Directions:
Bring together all lines of the material below that contain the string "label".

Data listing:
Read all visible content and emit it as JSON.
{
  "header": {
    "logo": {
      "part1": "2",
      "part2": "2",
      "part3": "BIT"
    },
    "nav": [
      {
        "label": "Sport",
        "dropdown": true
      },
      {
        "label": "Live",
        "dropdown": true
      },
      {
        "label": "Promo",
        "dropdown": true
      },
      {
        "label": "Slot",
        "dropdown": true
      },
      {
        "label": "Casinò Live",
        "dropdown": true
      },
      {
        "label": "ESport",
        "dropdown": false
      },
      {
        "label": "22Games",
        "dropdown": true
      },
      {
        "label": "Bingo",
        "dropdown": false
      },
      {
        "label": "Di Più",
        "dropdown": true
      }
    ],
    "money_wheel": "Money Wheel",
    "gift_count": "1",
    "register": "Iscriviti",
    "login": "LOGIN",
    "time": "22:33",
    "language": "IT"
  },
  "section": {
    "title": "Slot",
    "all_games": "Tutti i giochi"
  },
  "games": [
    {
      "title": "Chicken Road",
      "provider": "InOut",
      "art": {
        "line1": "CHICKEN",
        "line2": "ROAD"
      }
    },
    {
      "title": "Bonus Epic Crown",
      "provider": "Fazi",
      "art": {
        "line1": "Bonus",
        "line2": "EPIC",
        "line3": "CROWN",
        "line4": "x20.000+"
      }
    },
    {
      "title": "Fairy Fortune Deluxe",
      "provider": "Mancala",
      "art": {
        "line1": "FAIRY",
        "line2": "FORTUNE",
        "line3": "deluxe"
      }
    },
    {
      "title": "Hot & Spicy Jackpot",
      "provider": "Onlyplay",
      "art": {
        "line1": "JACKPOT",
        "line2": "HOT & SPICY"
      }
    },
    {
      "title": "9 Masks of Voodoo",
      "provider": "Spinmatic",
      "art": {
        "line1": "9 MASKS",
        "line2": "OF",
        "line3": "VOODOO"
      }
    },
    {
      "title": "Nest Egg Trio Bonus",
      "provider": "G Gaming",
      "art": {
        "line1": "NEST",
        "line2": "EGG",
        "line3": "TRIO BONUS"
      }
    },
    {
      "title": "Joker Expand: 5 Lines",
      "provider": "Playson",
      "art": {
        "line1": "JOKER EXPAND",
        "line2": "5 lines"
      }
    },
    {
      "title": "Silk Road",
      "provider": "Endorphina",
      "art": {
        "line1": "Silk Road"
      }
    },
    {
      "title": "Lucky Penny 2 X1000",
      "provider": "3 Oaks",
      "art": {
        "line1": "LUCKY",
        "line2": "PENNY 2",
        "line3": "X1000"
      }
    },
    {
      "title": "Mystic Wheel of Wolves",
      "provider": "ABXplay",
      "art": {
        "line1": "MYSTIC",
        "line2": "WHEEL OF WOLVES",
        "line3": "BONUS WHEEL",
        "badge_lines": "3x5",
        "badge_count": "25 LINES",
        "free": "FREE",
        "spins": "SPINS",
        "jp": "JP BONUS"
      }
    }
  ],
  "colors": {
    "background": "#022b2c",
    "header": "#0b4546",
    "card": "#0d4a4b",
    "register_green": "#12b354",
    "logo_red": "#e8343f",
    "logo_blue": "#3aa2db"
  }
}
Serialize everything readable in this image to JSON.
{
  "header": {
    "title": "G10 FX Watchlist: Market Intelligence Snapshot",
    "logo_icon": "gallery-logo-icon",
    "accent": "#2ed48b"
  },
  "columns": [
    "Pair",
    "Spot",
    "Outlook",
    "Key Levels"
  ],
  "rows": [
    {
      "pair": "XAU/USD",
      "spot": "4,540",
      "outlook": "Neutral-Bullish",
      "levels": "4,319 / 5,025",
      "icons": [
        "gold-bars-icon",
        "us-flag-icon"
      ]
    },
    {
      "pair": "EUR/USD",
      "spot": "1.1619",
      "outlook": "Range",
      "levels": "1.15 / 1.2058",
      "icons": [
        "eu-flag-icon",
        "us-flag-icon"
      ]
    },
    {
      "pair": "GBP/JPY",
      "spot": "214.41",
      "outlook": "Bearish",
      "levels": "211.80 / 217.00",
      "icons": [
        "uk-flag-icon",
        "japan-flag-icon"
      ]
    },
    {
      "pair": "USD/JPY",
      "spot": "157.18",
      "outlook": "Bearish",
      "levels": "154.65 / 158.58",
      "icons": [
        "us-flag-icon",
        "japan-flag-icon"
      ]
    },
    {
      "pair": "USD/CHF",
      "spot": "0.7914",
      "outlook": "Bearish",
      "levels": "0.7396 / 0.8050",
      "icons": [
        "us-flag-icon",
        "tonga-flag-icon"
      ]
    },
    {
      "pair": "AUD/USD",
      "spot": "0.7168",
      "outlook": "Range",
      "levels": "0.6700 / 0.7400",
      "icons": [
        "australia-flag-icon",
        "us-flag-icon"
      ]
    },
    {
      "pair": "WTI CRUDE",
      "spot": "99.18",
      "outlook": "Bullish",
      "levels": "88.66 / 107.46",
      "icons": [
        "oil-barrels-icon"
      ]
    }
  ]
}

Exercise result:
        "label": "Sport",
        "label": "Live",
        "label": "Promo",
        "label": "Slot",
        "label": "Casinò Live",
        "label": "ESport",
        "label": "22Games",
        "label": "Bingo",
        "label": "Di Più",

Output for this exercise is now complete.